• **Task**
In the data below, find every line with the string "color" and pull it out.

• **Provided records**

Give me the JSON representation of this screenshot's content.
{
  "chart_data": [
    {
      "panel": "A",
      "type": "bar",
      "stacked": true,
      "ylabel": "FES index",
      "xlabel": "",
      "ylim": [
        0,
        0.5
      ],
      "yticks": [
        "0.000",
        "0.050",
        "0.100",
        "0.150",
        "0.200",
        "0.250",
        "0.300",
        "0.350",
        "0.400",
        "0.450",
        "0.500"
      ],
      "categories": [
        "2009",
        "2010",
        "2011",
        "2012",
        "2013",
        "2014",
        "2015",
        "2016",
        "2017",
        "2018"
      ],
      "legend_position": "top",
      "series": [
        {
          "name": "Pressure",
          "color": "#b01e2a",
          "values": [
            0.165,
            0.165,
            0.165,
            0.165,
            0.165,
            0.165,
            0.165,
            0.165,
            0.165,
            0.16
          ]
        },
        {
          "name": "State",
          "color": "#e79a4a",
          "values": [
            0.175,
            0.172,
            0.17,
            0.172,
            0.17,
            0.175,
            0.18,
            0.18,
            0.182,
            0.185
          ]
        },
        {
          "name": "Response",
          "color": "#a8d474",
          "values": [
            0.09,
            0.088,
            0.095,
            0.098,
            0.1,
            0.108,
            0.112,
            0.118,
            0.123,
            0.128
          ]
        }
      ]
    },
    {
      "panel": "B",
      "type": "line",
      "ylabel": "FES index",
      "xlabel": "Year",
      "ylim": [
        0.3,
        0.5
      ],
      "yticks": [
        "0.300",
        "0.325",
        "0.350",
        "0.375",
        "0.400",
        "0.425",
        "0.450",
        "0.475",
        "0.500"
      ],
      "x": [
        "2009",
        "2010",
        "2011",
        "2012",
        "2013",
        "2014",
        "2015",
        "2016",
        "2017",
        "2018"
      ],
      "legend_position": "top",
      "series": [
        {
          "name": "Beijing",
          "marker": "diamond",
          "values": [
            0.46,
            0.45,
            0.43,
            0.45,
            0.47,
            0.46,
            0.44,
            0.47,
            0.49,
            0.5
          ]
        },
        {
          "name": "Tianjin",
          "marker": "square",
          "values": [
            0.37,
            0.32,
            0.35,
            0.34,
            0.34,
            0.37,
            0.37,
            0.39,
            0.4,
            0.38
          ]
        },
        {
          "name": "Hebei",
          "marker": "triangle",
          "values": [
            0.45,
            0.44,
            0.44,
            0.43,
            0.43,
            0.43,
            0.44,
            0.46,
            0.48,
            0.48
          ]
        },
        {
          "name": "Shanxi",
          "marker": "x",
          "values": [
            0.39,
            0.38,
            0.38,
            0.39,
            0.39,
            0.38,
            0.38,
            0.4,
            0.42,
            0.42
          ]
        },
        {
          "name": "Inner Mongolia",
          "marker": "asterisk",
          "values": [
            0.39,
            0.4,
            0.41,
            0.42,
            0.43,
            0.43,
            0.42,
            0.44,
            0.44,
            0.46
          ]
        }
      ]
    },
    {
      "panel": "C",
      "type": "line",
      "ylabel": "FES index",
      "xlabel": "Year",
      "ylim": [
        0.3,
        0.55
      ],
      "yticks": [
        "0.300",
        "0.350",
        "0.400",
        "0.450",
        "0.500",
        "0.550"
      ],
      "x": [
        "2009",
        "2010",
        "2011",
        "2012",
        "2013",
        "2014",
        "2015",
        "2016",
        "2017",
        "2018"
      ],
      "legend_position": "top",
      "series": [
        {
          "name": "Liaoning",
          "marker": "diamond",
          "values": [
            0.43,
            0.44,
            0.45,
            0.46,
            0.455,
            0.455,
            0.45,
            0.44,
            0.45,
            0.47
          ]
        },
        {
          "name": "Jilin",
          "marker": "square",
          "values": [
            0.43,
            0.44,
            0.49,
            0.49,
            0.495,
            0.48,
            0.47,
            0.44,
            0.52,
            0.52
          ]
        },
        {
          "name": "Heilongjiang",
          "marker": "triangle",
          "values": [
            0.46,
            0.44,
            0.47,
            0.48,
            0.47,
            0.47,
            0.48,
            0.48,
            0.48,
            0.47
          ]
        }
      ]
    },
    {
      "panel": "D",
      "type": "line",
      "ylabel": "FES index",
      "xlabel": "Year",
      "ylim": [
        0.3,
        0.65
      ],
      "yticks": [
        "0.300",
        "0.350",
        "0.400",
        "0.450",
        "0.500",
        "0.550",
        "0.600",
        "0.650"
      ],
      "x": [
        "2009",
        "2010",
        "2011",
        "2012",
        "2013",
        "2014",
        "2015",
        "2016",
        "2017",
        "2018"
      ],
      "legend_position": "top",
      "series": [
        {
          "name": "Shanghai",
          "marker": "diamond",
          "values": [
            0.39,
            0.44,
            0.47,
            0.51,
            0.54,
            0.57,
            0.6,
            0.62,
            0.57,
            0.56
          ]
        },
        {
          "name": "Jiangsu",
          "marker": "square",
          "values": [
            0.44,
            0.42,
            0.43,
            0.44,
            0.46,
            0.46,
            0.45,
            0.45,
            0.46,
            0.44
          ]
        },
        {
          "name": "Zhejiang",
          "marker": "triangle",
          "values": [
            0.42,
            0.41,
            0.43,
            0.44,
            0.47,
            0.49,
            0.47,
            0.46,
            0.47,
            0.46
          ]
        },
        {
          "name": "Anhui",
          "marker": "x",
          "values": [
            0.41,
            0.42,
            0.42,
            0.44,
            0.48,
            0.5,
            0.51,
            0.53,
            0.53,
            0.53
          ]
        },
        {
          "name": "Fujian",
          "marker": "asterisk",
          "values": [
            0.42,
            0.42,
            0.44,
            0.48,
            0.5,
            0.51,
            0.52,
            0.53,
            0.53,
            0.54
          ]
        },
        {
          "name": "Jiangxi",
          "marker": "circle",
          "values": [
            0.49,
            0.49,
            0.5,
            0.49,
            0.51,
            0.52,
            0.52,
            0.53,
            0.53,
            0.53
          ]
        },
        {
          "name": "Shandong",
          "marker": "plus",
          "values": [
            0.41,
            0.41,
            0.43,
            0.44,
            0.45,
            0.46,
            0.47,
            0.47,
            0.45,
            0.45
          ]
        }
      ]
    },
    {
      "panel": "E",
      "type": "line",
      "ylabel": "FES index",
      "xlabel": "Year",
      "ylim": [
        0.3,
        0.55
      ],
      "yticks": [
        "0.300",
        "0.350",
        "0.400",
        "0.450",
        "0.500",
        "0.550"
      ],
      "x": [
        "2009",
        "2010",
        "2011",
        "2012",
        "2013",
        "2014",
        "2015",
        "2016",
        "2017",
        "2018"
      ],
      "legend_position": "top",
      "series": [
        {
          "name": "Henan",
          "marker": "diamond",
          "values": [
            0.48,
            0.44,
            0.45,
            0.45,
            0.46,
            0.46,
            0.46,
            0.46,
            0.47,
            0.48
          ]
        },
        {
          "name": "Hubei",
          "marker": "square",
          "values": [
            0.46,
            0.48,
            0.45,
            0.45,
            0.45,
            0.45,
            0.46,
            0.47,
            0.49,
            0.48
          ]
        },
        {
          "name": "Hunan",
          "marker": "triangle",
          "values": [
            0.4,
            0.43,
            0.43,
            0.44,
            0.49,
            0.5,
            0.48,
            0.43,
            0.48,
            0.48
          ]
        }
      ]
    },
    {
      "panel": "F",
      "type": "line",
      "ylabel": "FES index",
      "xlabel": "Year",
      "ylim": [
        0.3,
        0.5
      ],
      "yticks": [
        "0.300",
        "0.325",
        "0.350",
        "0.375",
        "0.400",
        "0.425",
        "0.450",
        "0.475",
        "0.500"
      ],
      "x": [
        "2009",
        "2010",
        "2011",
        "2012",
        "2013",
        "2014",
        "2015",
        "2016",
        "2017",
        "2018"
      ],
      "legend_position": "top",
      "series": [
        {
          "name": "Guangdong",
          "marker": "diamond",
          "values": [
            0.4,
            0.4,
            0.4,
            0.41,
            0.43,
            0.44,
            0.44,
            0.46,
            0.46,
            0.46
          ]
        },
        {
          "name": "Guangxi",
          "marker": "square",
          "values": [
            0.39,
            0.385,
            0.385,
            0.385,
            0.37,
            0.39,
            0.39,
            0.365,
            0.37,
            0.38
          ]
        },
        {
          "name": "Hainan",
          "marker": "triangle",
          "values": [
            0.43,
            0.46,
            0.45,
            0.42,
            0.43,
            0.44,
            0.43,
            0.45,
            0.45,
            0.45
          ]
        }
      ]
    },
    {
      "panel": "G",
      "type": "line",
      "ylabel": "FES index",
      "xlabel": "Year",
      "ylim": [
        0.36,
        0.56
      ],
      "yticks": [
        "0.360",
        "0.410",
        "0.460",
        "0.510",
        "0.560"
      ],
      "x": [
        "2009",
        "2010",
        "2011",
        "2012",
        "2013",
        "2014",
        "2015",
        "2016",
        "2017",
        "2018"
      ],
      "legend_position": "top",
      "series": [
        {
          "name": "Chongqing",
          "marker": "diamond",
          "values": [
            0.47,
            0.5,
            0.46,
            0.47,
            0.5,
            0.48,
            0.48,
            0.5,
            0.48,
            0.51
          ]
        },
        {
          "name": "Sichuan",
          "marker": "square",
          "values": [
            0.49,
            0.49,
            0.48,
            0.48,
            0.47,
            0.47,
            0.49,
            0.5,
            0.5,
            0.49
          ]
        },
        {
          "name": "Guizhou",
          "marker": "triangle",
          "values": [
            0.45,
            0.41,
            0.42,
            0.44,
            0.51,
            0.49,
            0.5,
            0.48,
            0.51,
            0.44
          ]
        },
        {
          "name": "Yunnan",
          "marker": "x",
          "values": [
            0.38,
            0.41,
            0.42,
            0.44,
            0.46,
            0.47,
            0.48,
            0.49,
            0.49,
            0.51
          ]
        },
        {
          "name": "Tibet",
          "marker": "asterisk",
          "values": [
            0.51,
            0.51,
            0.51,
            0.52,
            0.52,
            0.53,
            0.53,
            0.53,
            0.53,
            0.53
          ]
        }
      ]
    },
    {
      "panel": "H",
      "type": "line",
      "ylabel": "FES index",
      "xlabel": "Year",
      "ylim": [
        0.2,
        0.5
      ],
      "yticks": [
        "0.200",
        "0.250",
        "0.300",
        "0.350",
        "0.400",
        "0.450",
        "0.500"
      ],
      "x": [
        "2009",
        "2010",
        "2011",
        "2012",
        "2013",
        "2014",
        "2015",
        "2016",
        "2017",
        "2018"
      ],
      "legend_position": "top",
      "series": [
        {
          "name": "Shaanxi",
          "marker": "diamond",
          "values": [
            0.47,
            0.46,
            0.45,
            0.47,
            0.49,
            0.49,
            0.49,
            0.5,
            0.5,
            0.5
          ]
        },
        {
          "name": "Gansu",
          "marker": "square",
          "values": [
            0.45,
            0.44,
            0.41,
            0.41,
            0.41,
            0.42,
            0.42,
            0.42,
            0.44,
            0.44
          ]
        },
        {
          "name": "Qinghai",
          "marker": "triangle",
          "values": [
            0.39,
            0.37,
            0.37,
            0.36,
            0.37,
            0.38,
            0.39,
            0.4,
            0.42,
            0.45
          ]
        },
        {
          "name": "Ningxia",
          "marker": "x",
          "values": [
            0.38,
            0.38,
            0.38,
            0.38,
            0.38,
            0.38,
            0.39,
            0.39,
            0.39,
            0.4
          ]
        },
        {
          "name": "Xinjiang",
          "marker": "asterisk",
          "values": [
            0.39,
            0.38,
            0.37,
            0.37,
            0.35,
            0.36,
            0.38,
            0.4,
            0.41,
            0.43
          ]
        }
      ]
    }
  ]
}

• **Expected answer**
          "color": "#b01e2a",
          "color": "#e79a4a",
          "color": "#a8d474",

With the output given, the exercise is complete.